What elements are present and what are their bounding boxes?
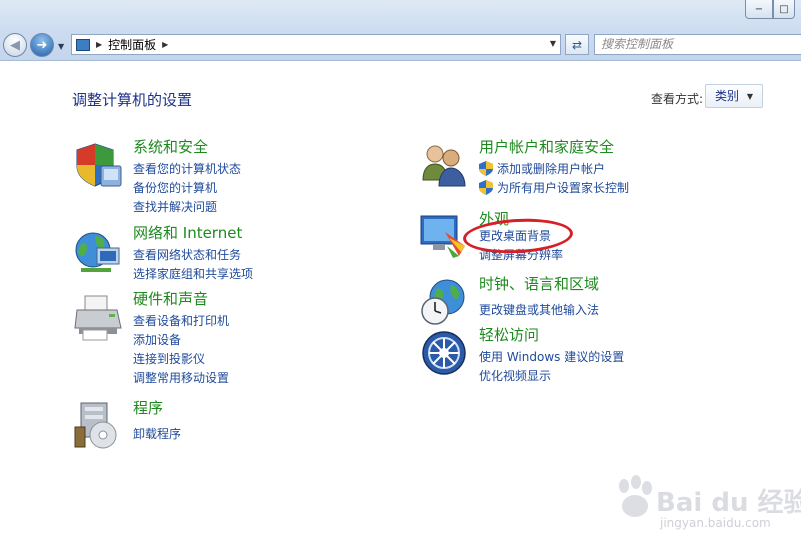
paw-logo-icon (619, 475, 652, 517)
refresh-button[interactable]: ⇄ (565, 34, 589, 55)
page-title: 调整计算机的设置 (72, 91, 193, 109)
link-change-keyboards[interactable]: 更改键盘或其他输入法 (479, 301, 599, 318)
address-dropdown-icon[interactable]: ▼ (550, 39, 556, 48)
minimize-button[interactable]: − (745, 0, 773, 19)
refresh-icon: ⇄ (571, 37, 583, 52)
category-title[interactable]: 网络和 Internet (133, 222, 242, 243)
breadcrumb-control-panel[interactable]: 控制面板 (108, 36, 156, 53)
watermark-url: jingyan.baidu.com (660, 516, 771, 530)
link-backup-computer[interactable]: 备份您的计算机 (133, 179, 217, 196)
recent-pages-dropdown[interactable]: ▼ (58, 42, 64, 51)
search-input[interactable]: 搜索控制面板 (594, 34, 801, 55)
control-panel-icon (76, 38, 90, 51)
watermark-brand: Bai du 经验 (656, 488, 801, 518)
category-title[interactable]: 用户帐户和家庭安全 (479, 136, 614, 157)
category-title[interactable]: 硬件和声音 (133, 288, 208, 309)
category-title[interactable]: 系统和安全 (133, 136, 208, 157)
uac-shield-icon (479, 180, 493, 195)
appearance-monitor-icon (420, 215, 465, 258)
watermark: Bai du 经验 jingyan.baidu.com (612, 474, 801, 542)
link-find-fix-problems[interactable]: 查找并解决问题 (133, 198, 217, 215)
link-connect-projector[interactable]: 连接到投影仪 (133, 350, 205, 367)
title-bar: − □ (0, 0, 801, 30)
link-devices-printers[interactable]: 查看设备和打印机 (133, 312, 229, 329)
users-icon (422, 145, 466, 187)
forward-arrow-icon: ➜ (36, 37, 48, 53)
programs-icon (74, 402, 117, 449)
ease-of-access-icon (422, 331, 466, 375)
link-add-device[interactable]: 添加设备 (133, 331, 181, 348)
security-shield-icon (76, 143, 122, 187)
link-uninstall-program[interactable]: 卸载程序 (133, 425, 181, 442)
navigation-bar: ◀ ➜ ▼ ▶ 控制面板 ▶ ▼ ⇄ 搜索控制面板 (0, 30, 801, 61)
link-add-remove-accounts[interactable]: 添加或删除用户帐户 (479, 160, 605, 177)
network-globe-icon (75, 232, 120, 272)
back-arrow-icon: ◀ (10, 37, 20, 53)
view-by-value: 类别 (715, 89, 740, 103)
printer-icon (74, 295, 122, 341)
category-title[interactable]: 时钟、语言和区域 (479, 273, 599, 294)
clock-globe-icon (421, 279, 465, 325)
chevron-down-icon: ▼ (746, 92, 753, 101)
link-homegroup-sharing[interactable]: 选择家庭组和共享选项 (133, 265, 253, 282)
link-windows-recommended-settings[interactable]: 使用 Windows 建议的设置 (479, 348, 624, 365)
link-mobility-settings[interactable]: 调整常用移动设置 (133, 369, 229, 386)
window-controls: − □ (745, 0, 795, 19)
back-button[interactable]: ◀ (3, 33, 27, 57)
link-label: 添加或删除用户帐户 (497, 162, 606, 176)
uac-shield-icon (479, 161, 493, 176)
link-parental-controls[interactable]: 为所有用户设置家长控制 (479, 179, 629, 196)
view-by-dropdown[interactable]: 类别 ▼ (705, 84, 763, 108)
link-view-computer-status[interactable]: 查看您的计算机状态 (133, 160, 241, 177)
link-optimize-video-display[interactable]: 优化视频显示 (479, 367, 551, 384)
maximize-button[interactable]: □ (773, 0, 795, 19)
category-title[interactable]: 程序 (133, 397, 163, 418)
link-label: 为所有用户设置家长控制 (497, 181, 630, 195)
breadcrumb-separator-icon[interactable]: ▶ (96, 40, 102, 49)
forward-button[interactable]: ➜ (30, 33, 54, 57)
view-by-label: 查看方式: (651, 92, 704, 106)
category-title[interactable]: 轻松访问 (479, 324, 539, 345)
breadcrumb-separator-icon[interactable]: ▶ (162, 40, 168, 49)
address-bar[interactable]: ▶ 控制面板 ▶ ▼ (71, 34, 561, 55)
link-view-network-status[interactable]: 查看网络状态和任务 (133, 246, 241, 263)
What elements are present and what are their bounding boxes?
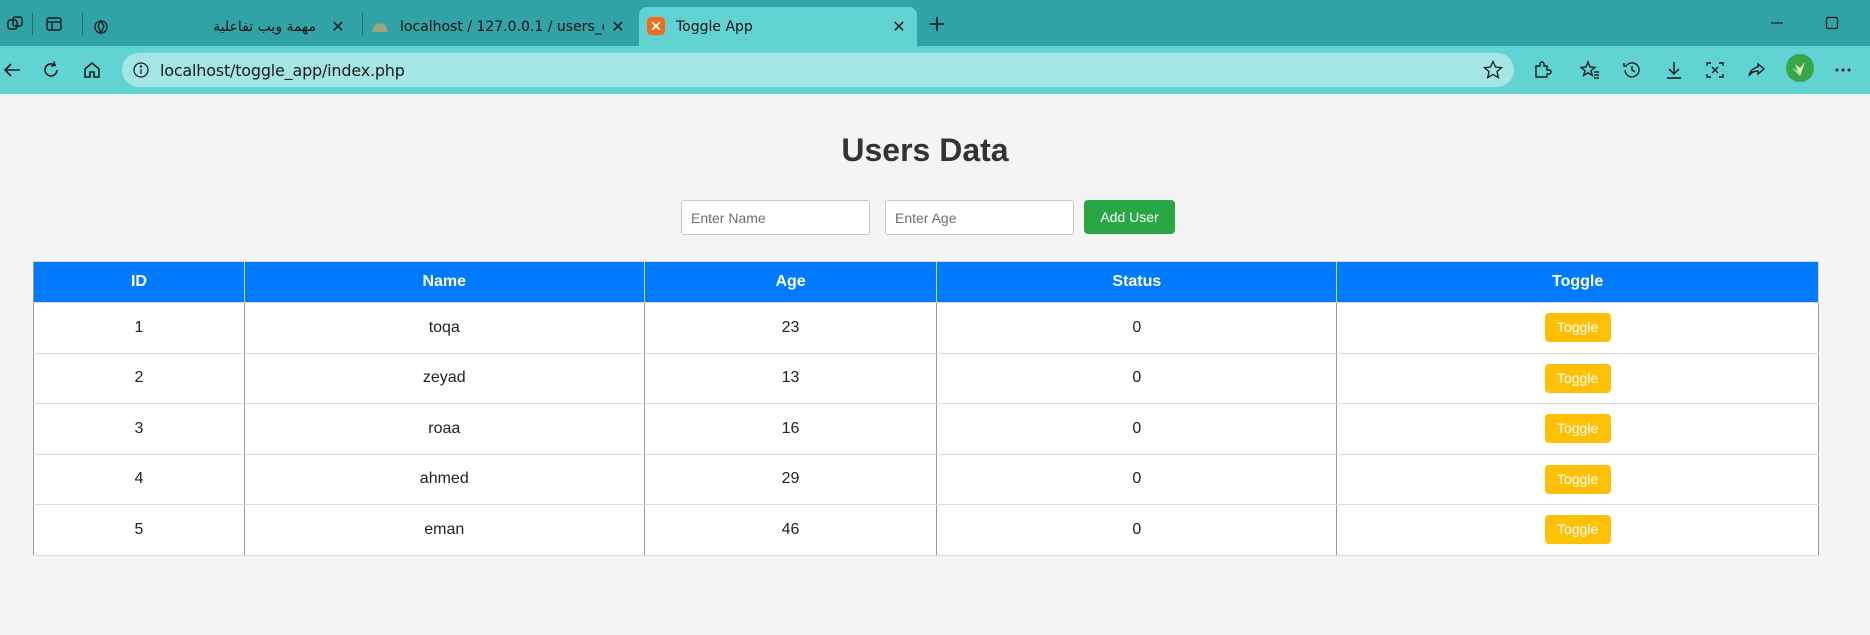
toggle-button[interactable]: Toggle xyxy=(1544,313,1611,343)
favorite-star-icon[interactable] xyxy=(1482,59,1504,81)
cell-id: 1 xyxy=(33,302,245,354)
close-tab-icon[interactable]: ✕ xyxy=(610,19,626,35)
column-header-id: ID xyxy=(33,261,245,303)
history-icon[interactable] xyxy=(1620,58,1644,82)
column-header-age: Age xyxy=(643,261,938,303)
new-tab-icon[interactable] xyxy=(926,13,948,35)
refresh-icon[interactable] xyxy=(39,58,63,82)
tab-separator xyxy=(82,13,83,35)
cell-name: toqa xyxy=(243,302,645,354)
share-icon[interactable] xyxy=(1745,58,1769,82)
table-row: 5 eman 46 0 Toggle xyxy=(33,504,1819,556)
minimize-icon[interactable] xyxy=(1766,12,1788,34)
site-info-icon[interactable] xyxy=(132,61,150,79)
address-bar[interactable]: localhost/toggle_app/index.php xyxy=(122,53,1514,87)
profile-avatar[interactable] xyxy=(1786,54,1814,82)
browser-toolbar: localhost/toggle_app/index.php xyxy=(0,46,1870,94)
tab-title: Toggle App xyxy=(676,18,753,35)
users-table: ID Name Age Status Toggle 1 toqa 23 0 To… xyxy=(33,261,1819,556)
table-row: 1 toqa 23 0 Toggle xyxy=(33,302,1819,354)
toggle-button[interactable]: Toggle xyxy=(1544,363,1611,393)
back-arrow-icon[interactable] xyxy=(0,58,24,82)
tab-phpmyadmin[interactable]: localhost / 127.0.0.1 / users_db / u ✕ xyxy=(364,7,636,46)
downloads-icon[interactable] xyxy=(1662,58,1686,82)
toggle-button[interactable]: Toggle xyxy=(1544,464,1611,494)
tab-arabic-task[interactable]: مهمة ويب تفاعلية ✕ xyxy=(88,7,356,46)
cell-age: 23 xyxy=(643,302,938,354)
cell-name: ahmed xyxy=(243,454,645,505)
tab-separator xyxy=(362,13,363,35)
cell-id: 2 xyxy=(33,353,245,404)
cell-id: 3 xyxy=(33,403,245,455)
cell-status: 0 xyxy=(936,454,1338,505)
page-viewport: Users Data Enter Name Enter Age Add User… xyxy=(0,94,1860,635)
screenshot-icon[interactable] xyxy=(1703,58,1727,82)
age-input[interactable]: Enter Age xyxy=(885,200,1074,235)
name-input[interactable]: Enter Name xyxy=(681,200,870,235)
column-header-status: Status xyxy=(936,261,1338,303)
cell-age: 16 xyxy=(643,403,938,455)
url-text[interactable]: localhost/toggle_app/index.php xyxy=(160,61,405,80)
openai-icon xyxy=(92,18,110,36)
tab-title: localhost / 127.0.0.1 / users_db / u xyxy=(400,18,604,35)
more-options-icon[interactable] xyxy=(1831,58,1855,82)
cell-name: eman xyxy=(243,504,645,556)
close-tab-icon[interactable]: ✕ xyxy=(330,19,346,35)
cell-toggle: Toggle xyxy=(1336,353,1819,404)
cell-age: 29 xyxy=(643,454,938,505)
cell-age: 46 xyxy=(643,504,938,556)
tab-actions-icon[interactable] xyxy=(43,13,65,35)
cell-status: 0 xyxy=(936,504,1338,556)
cell-id: 5 xyxy=(33,504,245,556)
add-user-button[interactable]: Add User xyxy=(1084,200,1175,234)
tab-title: مهمة ويب تفاعلية xyxy=(213,18,316,35)
cell-id: 4 xyxy=(33,454,245,505)
cell-name: roaa xyxy=(243,403,645,455)
column-header-name: Name xyxy=(243,261,645,303)
table-row: 2 zeyad 13 0 Toggle xyxy=(33,353,1819,404)
extensions-icon[interactable] xyxy=(1530,58,1554,82)
table-row: 4 ahmed 29 0 Toggle xyxy=(33,454,1819,505)
column-header-toggle: Toggle xyxy=(1336,261,1819,303)
tab-toggle-app[interactable]: Toggle App ✕ xyxy=(639,7,917,46)
xampp-icon xyxy=(647,17,665,35)
cell-toggle: Toggle xyxy=(1336,302,1819,354)
cell-age: 13 xyxy=(643,353,938,404)
cell-toggle: Toggle xyxy=(1336,454,1819,505)
phpmyadmin-icon xyxy=(370,17,390,37)
home-icon[interactable] xyxy=(80,58,104,82)
tab-strip: مهمة ويب تفاعلية ✕ localhost / 127.0.0.1… xyxy=(0,0,1870,46)
table-header-row: ID Name Age Status Toggle xyxy=(33,261,1819,303)
cell-toggle: Toggle xyxy=(1336,403,1819,455)
page-title: Users Data xyxy=(841,132,1009,168)
table-row: 3 roaa 16 0 Toggle xyxy=(33,403,1819,455)
maximize-icon[interactable] xyxy=(1821,12,1843,34)
toggle-button[interactable]: Toggle xyxy=(1544,515,1611,545)
cell-status: 0 xyxy=(936,403,1338,455)
favorites-icon[interactable] xyxy=(1578,58,1602,82)
cell-name: zeyad xyxy=(243,353,645,404)
close-tab-icon[interactable]: ✕ xyxy=(891,19,907,35)
cell-status: 0 xyxy=(936,302,1338,354)
workspaces-icon[interactable] xyxy=(4,13,26,35)
cell-status: 0 xyxy=(936,353,1338,404)
tab-separator xyxy=(32,13,33,35)
cell-toggle: Toggle xyxy=(1336,504,1819,556)
toggle-button[interactable]: Toggle xyxy=(1544,414,1611,444)
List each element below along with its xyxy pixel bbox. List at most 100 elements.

====

(Aim): Copy out the lines from the one containing "toggle-button[interactable]: Toggle xyxy=(1544,313,1611,343)" through the one containing "table-row: 5 eman", keeping each exactly as it appears.

(Response to this exercise):
toggle-button[interactable]: Toggle xyxy=(1544,313,1611,343)
favorite-star-icon[interactable] xyxy=(1482,59,1504,81)
cell-id: 1 xyxy=(33,302,245,354)
close-tab-icon[interactable]: ✕ xyxy=(610,19,626,35)
column-header-id: ID xyxy=(33,261,245,303)
history-icon[interactable] xyxy=(1620,58,1644,82)
column-header-age: Age xyxy=(643,261,938,303)
new-tab-icon[interactable] xyxy=(926,13,948,35)
refresh-icon[interactable] xyxy=(39,58,63,82)
tab-separator xyxy=(82,13,83,35)
cell-name: toqa xyxy=(243,302,645,354)
share-icon[interactable] xyxy=(1745,58,1769,82)
table-row: 5 eman 46 0 Toggle xyxy=(33,504,1819,556)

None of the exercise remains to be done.